• [Exercise requirements] Write the entries below out again exactly; any picture in them stays out.

• [Extracted information]

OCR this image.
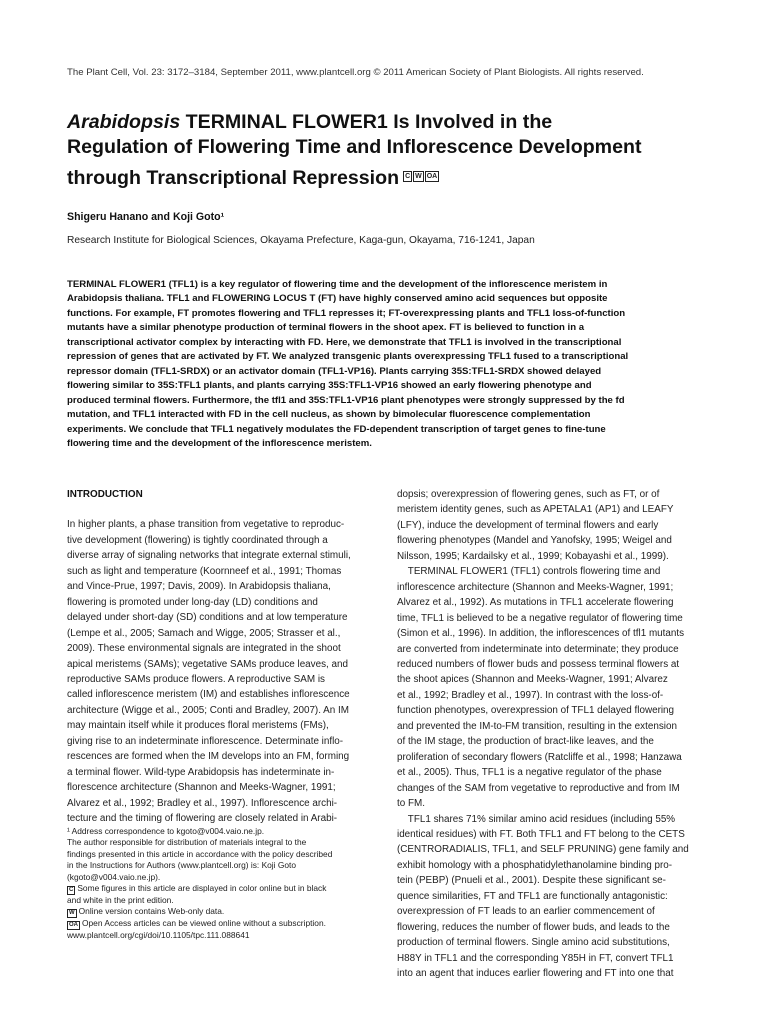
The Plant Cell, Vol. 23: 3172–3184, September 2011, www.plantcell.org © 2011 American Society of Plant Biologists. All rights reserved.
Arabidopsis TERMINAL FLOWER1 Is Involved in the
Regulation of Flowering Time and Inflorescence Development
through Transcriptional Repression C W OA
Shigeru Hanano and Koji Goto¹
Research Institute for Biological Sciences, Okayama Prefecture, Kaga-gun, Okayama, 716-1241, Japan
TERMINAL FLOWER1 (TFL1) is a key regulator of flowering time and the development of the inflorescence meristem in
Arabidopsis thaliana. TFL1 and FLOWERING LOCUS T (FT) have highly conserved amino acid sequences but opposite
functions. For example, FT promotes flowering and TFL1 represses it; FT-overexpressing plants and TFL1 loss-of-function
mutants have a similar phenotype production of terminal flowers in the shoot apex. FT is believed to function in a
transcriptional activator complex by interacting with FD. Here, we demonstrate that TFL1 is involved in the transcriptional
repression of genes that are activated by FT. We analyzed transgenic plants overexpressing TFL1 fused to a transcriptional
repressor domain (TFL1-SRDX) or an activator domain (TFL1-VP16). Plants carrying 35S:TFL1-SRDX showed delayed
flowering similar to 35S:TFL1 plants, and plants carrying 35S:TFL1-VP16 showed an early flowering phenotype and
produced terminal flowers. Furthermore, the tfl1 and 35S:TFL1-VP16 plant phenotypes were strongly suppressed by the fd
mutation, and TFL1 interacted with FD in the cell nucleus, as shown by bimolecular fluorescence complementation
experiments. We conclude that TFL1 negatively modulates the FD-dependent transcription of target genes to fine-tune
flowering time and the development of the inflorescence meristem.
INTRODUCTION
In higher plants, a phase transition from vegetative to reproduc-
tive development (flowering) is tightly coordinated through a
diverse array of signaling networks that integrate external stimuli,
such as light and temperature (Koornneef et al., 1991; Thomas
and Vince-Prue, 1997; Davis, 2009). In Arabidopsis thaliana,
flowering is promoted under long-day (LD) conditions and
delayed under short-day (SD) conditions and at low temperature
(Lempe et al., 2005; Samach and Wigge, 2005; Strasser et al.,
2009). These environmental signals are integrated in the shoot
apical meristems (SAMs); vegetative SAMs produce leaves, and
reproductive SAMs produce flowers. A reproductive SAM is
called inflorescence meristem (IM) and establishes inflorescence
architecture (Wigge et al., 2005; Conti and Bradley, 2007). An IM
may maintain itself while it produces floral meristems (FMs),
giving rise to an indeterminate inflorescence. Determinate inflo-
rescences are formed when the IM develops into an FM, forming
a terminal flower. Wild-type Arabidopsis has indeterminate in-
florescence architecture (Shannon and Meeks-Wagner, 1991;
Alvarez et al., 1992; Bradley et al., 1997). Inflorescence archi-
tecture and the timing of flowering are closely related in Arabi-
dopsis; overexpression of flowering genes, such as FT, or of
meristem identity genes, such as APETALA1 (AP1) and LEAFY
(LFY), induce the development of terminal flowers and early
flowering phenotypes (Mandel and Yanofsky, 1995; Weigel and
Nilsson, 1995; Kardailsky et al., 1999; Kobayashi et al., 1999).
TERMINAL FLOWER1 (TFL1) controls flowering time and
inflorescence architecture (Shannon and Meeks-Wagner, 1991;
Alvarez et al., 1992). As mutations in TFL1 accelerate flowering
time, TFL1 is believed to be a negative regulator of flowering time
(Simon et al., 1996). In addition, the inflorescences of tfl1 mutants
are converted from indeterminate into determinate; they produce
reduced numbers of flower buds and possess terminal flowers at
the shoot apices (Shannon and Meeks-Wagner, 1991; Alvarez
et al., 1992; Bradley et al., 1997). In contrast with the loss-of-
function phenotypes, overexpression of TFL1 delayed flowering
and prevented the IM-to-FM transition, resulting in the extension
of the IM stage, the production of bract-like leaves, and the
proliferation of secondary flowers (Ratcliffe et al., 1998; Hanzawa
et al., 2005). Thus, TFL1 is a negative regulator of the phase
changes of the SAM from vegetative to reproductive and from IM
to FM.
TFL1 shares 71% similar amino acid residues (including 55%
identical residues) with FT. Both TFL1 and FT belong to the CETS
(CENTRORADIALIS, TFL1, and SELF PRUNING) gene family and
exhibit homology with a phosphatidylethanolamine binding pro-
tein (PEBP) (Pnueli et al., 2001). Despite these significant se-
quence similarities, FT and TFL1 are functionally antagonistic:
overexpression of FT leads to an earlier commencement of
flowering, reduces the number of flower buds, and leads to the
production of terminal flowers. Single amino acid substitutions,
H88Y in TFL1 and the corresponding Y85H in FT, convert TFL1
into an agent that induces earlier flowering and FT into one that

¹ Address correspondence to kgoto@v004.vaio.ne.jp.

The author responsible for distribution of materials integral to the

findings presented in this article in accordance with the policy described

in the Instructions for Authors (www.plantcell.org) is: Koji Goto

(kgoto@v004.vaio.ne.jp).

C Some figures in this article are displayed in color online but in black

and white in the print edition.

W Online version contains Web-only data.

OA Open Access articles can be viewed online without a subscription.

www.plantcell.org/cgi/doi/10.1105/tpc.111.088641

• [Problem solution]
OCR this image.
The Plant Cell, Vol. 23: 3172–3184, September 2011, www.plantcell.org © 2011 American Society of Plant Biologists. All rights reserved.
Arabidopsis TERMINAL FLOWER1 Is Involved in the
Regulation of Flowering Time and Inflorescence Development
through Transcriptional Repression C W OA
Shigeru Hanano and Koji Goto¹
Research Institute for Biological Sciences, Okayama Prefecture, Kaga-gun, Okayama, 716-1241, Japan
TERMINAL FLOWER1 (TFL1) is a key regulator of flowering time and the development of the inflorescence meristem in
Arabidopsis thaliana. TFL1 and FLOWERING LOCUS T (FT) have highly conserved amino acid sequences but opposite
functions. For example, FT promotes flowering and TFL1 represses it; FT-overexpressing plants and TFL1 loss-of-function
mutants have a similar phenotype production of terminal flowers in the shoot apex. FT is believed to function in a
transcriptional activator complex by interacting with FD. Here, we demonstrate that TFL1 is involved in the transcriptional
repression of genes that are activated by FT. We analyzed transgenic plants overexpressing TFL1 fused to a transcriptional
repressor domain (TFL1-SRDX) or an activator domain (TFL1-VP16). Plants carrying 35S:TFL1-SRDX showed delayed
flowering similar to 35S:TFL1 plants, and plants carrying 35S:TFL1-VP16 showed an early flowering phenotype and
produced terminal flowers. Furthermore, the tfl1 and 35S:TFL1-VP16 plant phenotypes were strongly suppressed by the fd
mutation, and TFL1 interacted with FD in the cell nucleus, as shown by bimolecular fluorescence complementation
experiments. We conclude that TFL1 negatively modulates the FD-dependent transcription of target genes to fine-tune
flowering time and the development of the inflorescence meristem.
INTRODUCTION
In higher plants, a phase transition from vegetative to reproduc-
tive development (flowering) is tightly coordinated through a
diverse array of signaling networks that integrate external stimuli,
such as light and temperature (Koornneef et al., 1991; Thomas
and Vince-Prue, 1997; Davis, 2009). In Arabidopsis thaliana,
flowering is promoted under long-day (LD) conditions and
delayed under short-day (SD) conditions and at low temperature
(Lempe et al., 2005; Samach and Wigge, 2005; Strasser et al.,
2009). These environmental signals are integrated in the shoot
apical meristems (SAMs); vegetative SAMs produce leaves, and
reproductive SAMs produce flowers. A reproductive SAM is
called inflorescence meristem (IM) and establishes inflorescence
architecture (Wigge et al., 2005; Conti and Bradley, 2007). An IM
may maintain itself while it produces floral meristems (FMs),
giving rise to an indeterminate inflorescence. Determinate inflo-
rescences are formed when the IM develops into an FM, forming
a terminal flower. Wild-type Arabidopsis has indeterminate in-
florescence architecture (Shannon and Meeks-Wagner, 1991;
Alvarez et al., 1992; Bradley et al., 1997). Inflorescence archi-
tecture and the timing of flowering are closely related in Arabi-
dopsis; overexpression of flowering genes, such as FT, or of
meristem identity genes, such as APETALA1 (AP1) and LEAFY
(LFY), induce the development of terminal flowers and early
flowering phenotypes (Mandel and Yanofsky, 1995; Weigel and
Nilsson, 1995; Kardailsky et al., 1999; Kobayashi et al., 1999).
TERMINAL FLOWER1 (TFL1) controls flowering time and
inflorescence architecture (Shannon and Meeks-Wagner, 1991;
Alvarez et al., 1992). As mutations in TFL1 accelerate flowering
time, TFL1 is believed to be a negative regulator of flowering time
(Simon et al., 1996). In addition, the inflorescences of tfl1 mutants
are converted from indeterminate into determinate; they produce
reduced numbers of flower buds and possess terminal flowers at
the shoot apices (Shannon and Meeks-Wagner, 1991; Alvarez
et al., 1992; Bradley et al., 1997). In contrast with the loss-of-
function phenotypes, overexpression of TFL1 delayed flowering
and prevented the IM-to-FM transition, resulting in the extension
of the IM stage, the production of bract-like leaves, and the
proliferation of secondary flowers (Ratcliffe et al., 1998; Hanzawa
et al., 2005). Thus, TFL1 is a negative regulator of the phase
changes of the SAM from vegetative to reproductive and from IM
to FM.
TFL1 shares 71% similar amino acid residues (including 55%
identical residues) with FT. Both TFL1 and FT belong to the CETS
(CENTRORADIALIS, TFL1, and SELF PRUNING) gene family and
exhibit homology with a phosphatidylethanolamine binding pro-
tein (PEBP) (Pnueli et al., 2001). Despite these significant se-
quence similarities, FT and TFL1 are functionally antagonistic:
overexpression of FT leads to an earlier commencement of
flowering, reduces the number of flower buds, and leads to the
production of terminal flowers. Single amino acid substitutions,
H88Y in TFL1 and the corresponding Y85H in FT, convert TFL1
into an agent that induces earlier flowering and FT into one that

¹ Address correspondence to kgoto@v004.vaio.ne.jp.

The author responsible for distribution of materials integral to the

findings presented in this article in accordance with the policy described

in the Instructions for Authors (www.plantcell.org) is: Koji Goto

(kgoto@v004.vaio.ne.jp).

C Some figures in this article are displayed in color online but in black

and white in the print edition.

W Online version contains Web-only data.

OA Open Access articles can be viewed online without a subscription.

www.plantcell.org/cgi/doi/10.1105/tpc.111.088641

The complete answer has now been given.